Collected data entries
** begin **

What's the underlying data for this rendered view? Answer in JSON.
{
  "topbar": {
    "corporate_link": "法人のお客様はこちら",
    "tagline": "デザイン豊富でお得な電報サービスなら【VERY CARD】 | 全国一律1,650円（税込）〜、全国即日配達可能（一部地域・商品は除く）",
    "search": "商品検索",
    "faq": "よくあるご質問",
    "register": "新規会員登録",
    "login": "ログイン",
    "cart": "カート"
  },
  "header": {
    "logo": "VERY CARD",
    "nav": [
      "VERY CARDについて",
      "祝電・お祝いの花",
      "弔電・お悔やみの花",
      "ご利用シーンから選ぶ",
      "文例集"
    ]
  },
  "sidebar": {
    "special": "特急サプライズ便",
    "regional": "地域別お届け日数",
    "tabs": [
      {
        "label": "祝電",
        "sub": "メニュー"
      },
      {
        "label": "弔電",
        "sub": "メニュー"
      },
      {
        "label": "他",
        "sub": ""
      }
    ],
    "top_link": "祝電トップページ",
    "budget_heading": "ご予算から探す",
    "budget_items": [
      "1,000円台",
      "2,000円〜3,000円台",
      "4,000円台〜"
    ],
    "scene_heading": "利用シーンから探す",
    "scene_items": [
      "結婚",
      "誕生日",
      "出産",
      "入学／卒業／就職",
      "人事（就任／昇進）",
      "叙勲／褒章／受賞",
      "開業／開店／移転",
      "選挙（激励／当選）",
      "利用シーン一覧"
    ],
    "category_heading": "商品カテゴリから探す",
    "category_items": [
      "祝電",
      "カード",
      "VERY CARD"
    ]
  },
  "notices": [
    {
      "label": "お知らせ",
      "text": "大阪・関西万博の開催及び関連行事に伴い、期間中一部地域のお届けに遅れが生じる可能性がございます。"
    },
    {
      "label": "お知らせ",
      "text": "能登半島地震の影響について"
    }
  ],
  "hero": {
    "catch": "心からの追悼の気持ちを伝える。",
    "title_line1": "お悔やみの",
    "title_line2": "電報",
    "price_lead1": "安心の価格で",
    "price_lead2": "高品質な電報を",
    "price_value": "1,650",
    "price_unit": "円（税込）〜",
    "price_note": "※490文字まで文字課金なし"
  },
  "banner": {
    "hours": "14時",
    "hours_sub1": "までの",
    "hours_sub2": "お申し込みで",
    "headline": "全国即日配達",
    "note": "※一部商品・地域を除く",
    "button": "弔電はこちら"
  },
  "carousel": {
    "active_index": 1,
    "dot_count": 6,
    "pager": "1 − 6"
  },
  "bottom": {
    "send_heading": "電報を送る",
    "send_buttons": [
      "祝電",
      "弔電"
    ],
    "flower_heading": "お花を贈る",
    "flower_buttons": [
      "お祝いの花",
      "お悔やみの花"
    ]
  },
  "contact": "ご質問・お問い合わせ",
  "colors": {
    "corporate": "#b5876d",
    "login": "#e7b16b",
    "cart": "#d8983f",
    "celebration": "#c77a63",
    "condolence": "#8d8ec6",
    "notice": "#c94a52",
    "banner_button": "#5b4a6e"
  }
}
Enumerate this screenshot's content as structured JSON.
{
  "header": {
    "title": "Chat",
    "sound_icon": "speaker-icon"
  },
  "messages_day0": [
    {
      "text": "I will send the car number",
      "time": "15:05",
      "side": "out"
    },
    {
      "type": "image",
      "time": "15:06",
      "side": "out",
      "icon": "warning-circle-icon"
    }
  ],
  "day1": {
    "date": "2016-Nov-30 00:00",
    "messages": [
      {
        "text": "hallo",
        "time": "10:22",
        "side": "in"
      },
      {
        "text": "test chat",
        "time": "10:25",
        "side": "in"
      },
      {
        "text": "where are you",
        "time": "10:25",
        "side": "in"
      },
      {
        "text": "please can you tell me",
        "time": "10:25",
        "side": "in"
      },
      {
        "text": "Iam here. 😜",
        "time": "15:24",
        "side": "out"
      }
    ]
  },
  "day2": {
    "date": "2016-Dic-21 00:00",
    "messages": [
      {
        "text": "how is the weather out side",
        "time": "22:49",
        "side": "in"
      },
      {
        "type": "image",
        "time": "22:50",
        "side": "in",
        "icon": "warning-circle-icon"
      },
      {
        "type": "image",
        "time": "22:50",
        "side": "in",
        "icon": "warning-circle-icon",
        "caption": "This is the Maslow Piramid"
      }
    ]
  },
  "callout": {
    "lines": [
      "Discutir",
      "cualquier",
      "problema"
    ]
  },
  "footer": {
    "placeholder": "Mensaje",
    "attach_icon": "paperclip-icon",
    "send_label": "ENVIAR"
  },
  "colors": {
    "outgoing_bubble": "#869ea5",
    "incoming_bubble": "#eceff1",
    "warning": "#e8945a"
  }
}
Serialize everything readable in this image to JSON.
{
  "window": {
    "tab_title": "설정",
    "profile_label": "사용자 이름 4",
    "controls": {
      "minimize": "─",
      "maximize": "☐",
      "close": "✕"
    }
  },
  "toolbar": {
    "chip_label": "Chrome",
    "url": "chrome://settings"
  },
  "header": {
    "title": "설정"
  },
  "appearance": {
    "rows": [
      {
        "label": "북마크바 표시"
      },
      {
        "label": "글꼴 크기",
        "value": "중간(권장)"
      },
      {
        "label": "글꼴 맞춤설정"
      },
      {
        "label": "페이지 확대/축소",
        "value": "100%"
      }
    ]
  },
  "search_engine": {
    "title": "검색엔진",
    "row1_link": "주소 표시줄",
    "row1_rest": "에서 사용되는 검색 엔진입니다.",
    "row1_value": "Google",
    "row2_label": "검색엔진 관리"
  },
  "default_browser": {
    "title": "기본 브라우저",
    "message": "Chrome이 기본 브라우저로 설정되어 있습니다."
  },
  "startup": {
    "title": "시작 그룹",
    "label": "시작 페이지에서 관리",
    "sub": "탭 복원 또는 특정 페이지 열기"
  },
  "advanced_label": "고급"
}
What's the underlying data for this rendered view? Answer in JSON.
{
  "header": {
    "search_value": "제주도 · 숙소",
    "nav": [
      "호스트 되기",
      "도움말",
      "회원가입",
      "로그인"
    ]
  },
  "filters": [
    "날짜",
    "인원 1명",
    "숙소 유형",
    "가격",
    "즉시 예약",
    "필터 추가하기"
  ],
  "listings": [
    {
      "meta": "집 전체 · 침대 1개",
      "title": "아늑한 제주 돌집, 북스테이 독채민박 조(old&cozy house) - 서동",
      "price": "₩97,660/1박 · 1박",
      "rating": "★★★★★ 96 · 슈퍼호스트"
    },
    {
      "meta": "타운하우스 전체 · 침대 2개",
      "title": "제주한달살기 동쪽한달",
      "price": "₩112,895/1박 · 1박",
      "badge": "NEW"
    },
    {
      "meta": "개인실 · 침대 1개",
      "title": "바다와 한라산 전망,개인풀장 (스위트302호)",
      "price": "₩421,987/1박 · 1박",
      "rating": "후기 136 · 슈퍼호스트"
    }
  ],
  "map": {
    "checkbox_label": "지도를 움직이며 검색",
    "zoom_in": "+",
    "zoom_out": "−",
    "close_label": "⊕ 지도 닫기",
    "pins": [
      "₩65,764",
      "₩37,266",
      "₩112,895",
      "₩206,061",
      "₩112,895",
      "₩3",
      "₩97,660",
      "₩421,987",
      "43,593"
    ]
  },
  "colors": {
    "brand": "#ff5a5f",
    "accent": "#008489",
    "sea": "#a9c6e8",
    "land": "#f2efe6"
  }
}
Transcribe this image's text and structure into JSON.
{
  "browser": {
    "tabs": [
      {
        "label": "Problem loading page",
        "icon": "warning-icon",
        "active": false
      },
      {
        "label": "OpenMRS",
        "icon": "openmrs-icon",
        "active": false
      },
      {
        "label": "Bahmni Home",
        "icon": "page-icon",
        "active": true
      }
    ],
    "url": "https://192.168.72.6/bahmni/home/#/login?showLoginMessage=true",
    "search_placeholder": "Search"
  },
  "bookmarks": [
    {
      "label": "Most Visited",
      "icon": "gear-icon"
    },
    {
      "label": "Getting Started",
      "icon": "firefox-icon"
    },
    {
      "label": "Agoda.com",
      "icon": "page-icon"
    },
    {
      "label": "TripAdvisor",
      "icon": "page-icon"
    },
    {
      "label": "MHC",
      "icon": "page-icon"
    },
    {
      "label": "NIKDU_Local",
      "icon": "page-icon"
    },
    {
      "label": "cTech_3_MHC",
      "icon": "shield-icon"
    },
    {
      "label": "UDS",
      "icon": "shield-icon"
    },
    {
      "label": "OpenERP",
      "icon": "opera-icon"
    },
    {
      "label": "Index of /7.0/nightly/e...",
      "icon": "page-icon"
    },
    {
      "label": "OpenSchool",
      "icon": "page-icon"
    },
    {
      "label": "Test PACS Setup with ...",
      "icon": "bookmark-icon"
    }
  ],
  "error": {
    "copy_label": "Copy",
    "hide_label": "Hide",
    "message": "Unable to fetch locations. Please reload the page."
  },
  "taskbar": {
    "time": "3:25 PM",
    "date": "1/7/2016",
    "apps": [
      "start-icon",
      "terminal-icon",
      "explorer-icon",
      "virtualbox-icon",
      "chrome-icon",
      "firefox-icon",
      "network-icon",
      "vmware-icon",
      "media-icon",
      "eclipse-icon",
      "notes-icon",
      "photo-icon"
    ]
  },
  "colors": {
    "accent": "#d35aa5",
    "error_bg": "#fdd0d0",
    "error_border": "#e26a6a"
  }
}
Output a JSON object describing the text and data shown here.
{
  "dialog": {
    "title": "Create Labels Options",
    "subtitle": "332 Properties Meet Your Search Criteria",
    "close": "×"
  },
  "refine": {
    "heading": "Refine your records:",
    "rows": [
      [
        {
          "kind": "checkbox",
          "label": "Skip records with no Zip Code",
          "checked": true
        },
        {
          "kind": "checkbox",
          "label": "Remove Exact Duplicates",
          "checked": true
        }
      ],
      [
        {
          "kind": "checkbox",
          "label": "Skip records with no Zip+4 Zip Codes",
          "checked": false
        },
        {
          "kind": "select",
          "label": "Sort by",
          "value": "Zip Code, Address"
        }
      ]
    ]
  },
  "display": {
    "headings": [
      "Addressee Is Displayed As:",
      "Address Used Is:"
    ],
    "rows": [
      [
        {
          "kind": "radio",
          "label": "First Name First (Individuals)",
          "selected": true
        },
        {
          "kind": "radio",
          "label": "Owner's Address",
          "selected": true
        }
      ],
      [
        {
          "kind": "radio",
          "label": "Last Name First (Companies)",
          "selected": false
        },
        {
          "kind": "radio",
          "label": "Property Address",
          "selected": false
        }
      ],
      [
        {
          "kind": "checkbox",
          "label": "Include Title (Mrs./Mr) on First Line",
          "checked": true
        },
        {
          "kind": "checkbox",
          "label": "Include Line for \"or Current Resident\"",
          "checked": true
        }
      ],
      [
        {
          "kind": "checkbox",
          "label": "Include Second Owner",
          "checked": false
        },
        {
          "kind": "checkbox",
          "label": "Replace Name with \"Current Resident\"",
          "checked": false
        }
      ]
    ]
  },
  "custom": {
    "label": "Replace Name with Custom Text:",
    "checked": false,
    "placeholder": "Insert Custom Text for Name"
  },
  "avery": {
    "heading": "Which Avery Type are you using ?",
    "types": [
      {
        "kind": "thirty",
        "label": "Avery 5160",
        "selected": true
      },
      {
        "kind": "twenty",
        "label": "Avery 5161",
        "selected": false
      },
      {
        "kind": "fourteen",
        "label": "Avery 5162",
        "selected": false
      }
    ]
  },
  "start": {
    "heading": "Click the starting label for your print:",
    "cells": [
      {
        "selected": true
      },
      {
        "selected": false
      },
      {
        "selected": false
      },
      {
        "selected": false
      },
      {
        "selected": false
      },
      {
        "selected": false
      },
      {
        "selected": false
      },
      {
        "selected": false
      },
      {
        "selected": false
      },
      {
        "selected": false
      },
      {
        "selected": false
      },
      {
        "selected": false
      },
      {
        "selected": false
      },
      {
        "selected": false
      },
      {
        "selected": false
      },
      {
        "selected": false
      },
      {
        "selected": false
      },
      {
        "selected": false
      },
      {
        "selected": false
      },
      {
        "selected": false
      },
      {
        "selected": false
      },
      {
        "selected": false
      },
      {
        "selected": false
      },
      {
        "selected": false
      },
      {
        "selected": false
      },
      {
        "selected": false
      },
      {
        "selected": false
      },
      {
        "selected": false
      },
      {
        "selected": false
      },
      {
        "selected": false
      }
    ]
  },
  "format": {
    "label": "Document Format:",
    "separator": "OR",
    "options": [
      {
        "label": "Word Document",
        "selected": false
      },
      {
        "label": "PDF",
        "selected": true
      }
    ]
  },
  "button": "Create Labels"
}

** end **

* [Directions for this task] Copy every line in the listing above where the string "Labels" turns up.

* [Response to this exercise]
    "title": "Create Labels Options",
  "button": "Create Labels"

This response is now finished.